◆ RECORDS SUPPLIED
====
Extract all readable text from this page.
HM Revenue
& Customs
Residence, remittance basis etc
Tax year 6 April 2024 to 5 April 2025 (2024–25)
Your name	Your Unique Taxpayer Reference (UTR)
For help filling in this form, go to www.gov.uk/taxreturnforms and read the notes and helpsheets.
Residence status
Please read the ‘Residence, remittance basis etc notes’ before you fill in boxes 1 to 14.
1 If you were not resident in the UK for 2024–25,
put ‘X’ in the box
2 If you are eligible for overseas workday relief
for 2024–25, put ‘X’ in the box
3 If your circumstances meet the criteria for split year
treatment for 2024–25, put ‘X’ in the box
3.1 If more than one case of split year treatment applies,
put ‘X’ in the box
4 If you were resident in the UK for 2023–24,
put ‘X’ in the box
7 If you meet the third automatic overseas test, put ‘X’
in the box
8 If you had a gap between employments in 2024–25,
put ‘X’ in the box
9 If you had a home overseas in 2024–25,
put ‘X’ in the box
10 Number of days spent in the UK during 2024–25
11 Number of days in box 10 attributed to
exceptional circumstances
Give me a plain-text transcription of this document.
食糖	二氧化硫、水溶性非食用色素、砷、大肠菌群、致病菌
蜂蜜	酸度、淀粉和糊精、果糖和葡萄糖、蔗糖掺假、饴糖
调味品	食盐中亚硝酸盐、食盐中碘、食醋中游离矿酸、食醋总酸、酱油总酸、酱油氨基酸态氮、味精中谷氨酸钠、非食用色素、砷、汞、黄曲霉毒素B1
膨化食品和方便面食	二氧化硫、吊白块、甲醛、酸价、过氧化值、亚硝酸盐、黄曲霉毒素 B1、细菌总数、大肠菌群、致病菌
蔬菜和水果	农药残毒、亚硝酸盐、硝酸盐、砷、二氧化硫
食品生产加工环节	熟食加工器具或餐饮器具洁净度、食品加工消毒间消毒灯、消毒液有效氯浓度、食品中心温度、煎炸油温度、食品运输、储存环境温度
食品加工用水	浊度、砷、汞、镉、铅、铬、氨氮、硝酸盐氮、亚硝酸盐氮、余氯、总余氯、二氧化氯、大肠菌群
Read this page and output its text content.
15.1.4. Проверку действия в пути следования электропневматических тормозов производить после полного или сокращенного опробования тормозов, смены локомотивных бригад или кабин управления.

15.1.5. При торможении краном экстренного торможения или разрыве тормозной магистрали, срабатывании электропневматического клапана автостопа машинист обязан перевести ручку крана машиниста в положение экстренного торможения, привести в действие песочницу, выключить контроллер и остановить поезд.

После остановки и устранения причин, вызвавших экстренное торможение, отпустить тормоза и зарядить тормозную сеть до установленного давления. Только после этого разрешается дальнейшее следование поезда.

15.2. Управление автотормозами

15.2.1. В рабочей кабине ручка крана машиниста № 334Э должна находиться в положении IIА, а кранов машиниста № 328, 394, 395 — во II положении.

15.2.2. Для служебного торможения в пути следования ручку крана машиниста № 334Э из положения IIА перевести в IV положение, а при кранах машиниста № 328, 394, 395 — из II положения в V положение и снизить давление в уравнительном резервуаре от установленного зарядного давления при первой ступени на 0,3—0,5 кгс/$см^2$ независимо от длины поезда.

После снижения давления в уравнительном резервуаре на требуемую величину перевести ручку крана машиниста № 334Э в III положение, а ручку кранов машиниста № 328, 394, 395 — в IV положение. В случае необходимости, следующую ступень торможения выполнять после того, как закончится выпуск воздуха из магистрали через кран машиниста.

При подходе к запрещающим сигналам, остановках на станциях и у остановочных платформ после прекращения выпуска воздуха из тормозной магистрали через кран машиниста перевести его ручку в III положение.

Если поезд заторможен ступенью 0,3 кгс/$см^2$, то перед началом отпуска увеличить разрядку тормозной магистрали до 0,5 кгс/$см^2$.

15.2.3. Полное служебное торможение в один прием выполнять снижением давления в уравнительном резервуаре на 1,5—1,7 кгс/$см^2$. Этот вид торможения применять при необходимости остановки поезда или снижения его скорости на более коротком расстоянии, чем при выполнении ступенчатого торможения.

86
====
◆ TO DO
From the data above, extract every line in its exact form.

◆ RESULT OF THE EXERCISE
Extract all readable text from this page.
HM Revenue
& Customs
Residence, remittance basis etc
Tax year 6 April 2024 to 5 April 2025 (2024–25)
Your name	Your Unique Taxpayer Reference (UTR)
For help filling in this form, go to www.gov.uk/taxreturnforms and read the notes and helpsheets.
Residence status
Please read the ‘Residence, remittance basis etc notes’ before you fill in boxes 1 to 14.
1 If you were not resident in the UK for 2024–25,
put ‘X’ in the box
2 If you are eligible for overseas workday relief
for 2024–25, put ‘X’ in the box
3 If your circumstances meet the criteria for split year
treatment for 2024–25, put ‘X’ in the box
3.1 If more than one case of split year treatment applies,
put ‘X’ in the box
4 If you were resident in the UK for 2023–24,
put ‘X’ in the box
7 If you meet the third automatic overseas test, put ‘X’
in the box
8 If you had a gap between employments in 2024–25,
put ‘X’ in the box
9 If you had a home overseas in 2024–25,
put ‘X’ in the box
10 Number of days spent in the UK during 2024–25
11 Number of days in box 10 attributed to
exceptional circumstances
Give me a plain-text transcription of this document.
食糖	二氧化硫、水溶性非食用色素、砷、大肠菌群、致病菌
蜂蜜	酸度、淀粉和糊精、果糖和葡萄糖、蔗糖掺假、饴糖
调味品	食盐中亚硝酸盐、食盐中碘、食醋中游离矿酸、食醋总酸、酱油总酸、酱油氨基酸态氮、味精中谷氨酸钠、非食用色素、砷、汞、黄曲霉毒素B1
膨化食品和方便面食	二氧化硫、吊白块、甲醛、酸价、过氧化值、亚硝酸盐、黄曲霉毒素 B1、细菌总数、大肠菌群、致病菌
蔬菜和水果	农药残毒、亚硝酸盐、硝酸盐、砷、二氧化硫
食品生产加工环节	熟食加工器具或餐饮器具洁净度、食品加工消毒间消毒灯、消毒液有效氯浓度、食品中心温度、煎炸油温度、食品运输、储存环境温度
食品加工用水	浊度、砷、汞、镉、铅、铬、氨氮、硝酸盐氮、亚硝酸盐氮、余氯、总余氯、二氧化氯、大肠菌群
Read this page and output its text content.
15.1.4. Проверку действия в пути следования электропневматических тормозов производить после полного или сокращенного опробования тормозов, смены локомотивных бригад или кабин управления.

15.1.5. При торможении краном экстренного торможения или разрыве тормозной магистрали, срабатывании электропневматического клапана автостопа машинист обязан перевести ручку крана машиниста в положение экстренного торможения, привести в действие песочницу, выключить контроллер и остановить поезд.

После остановки и устранения причин, вызвавших экстренное торможение, отпустить тормоза и зарядить тормозную сеть до установленного давления. Только после этого разрешается дальнейшее следование поезда.

15.2. Управление автотормозами

15.2.1. В рабочей кабине ручка крана машиниста № 334Э должна находиться в положении IIА, а кранов машиниста № 328, 394, 395 — во II положении.

15.2.2. Для служебного торможения в пути следования ручку крана машиниста № 334Э из положения IIА перевести в IV положение, а при кранах машиниста № 328, 394, 395 — из II положения в V положение и снизить давление в уравнительном резервуаре от установленного зарядного давления при первой ступени на 0,3—0,5 кгс/$см^2$ независимо от длины поезда.

После снижения давления в уравнительном резервуаре на требуемую величину перевести ручку крана машиниста № 334Э в III положение, а ручку кранов машиниста № 328, 394, 395 — в IV положение. В случае необходимости, следующую ступень торможения выполнять после того, как закончится выпуск воздуха из магистрали через кран машиниста.

При подходе к запрещающим сигналам, остановках на станциях и у остановочных платформ после прекращения выпуска воздуха из тормозной магистрали через кран машиниста перевести его ручку в III положение.

Если поезд заторможен ступенью 0,3 кгс/$см^2$, то перед началом отпуска увеличить разрядку тормозной магистрали до 0,5 кгс/$см^2$.

15.2.3. Полное служебное торможение в один прием выполнять снижением давления в уравнительном резервуаре на 1,5—1,7 кгс/$см^2$. Этот вид торможения применять при необходимости остановки поезда или снижения его скорости на более коротком расстоянии, чем при выполнении ступенчатого торможения.

86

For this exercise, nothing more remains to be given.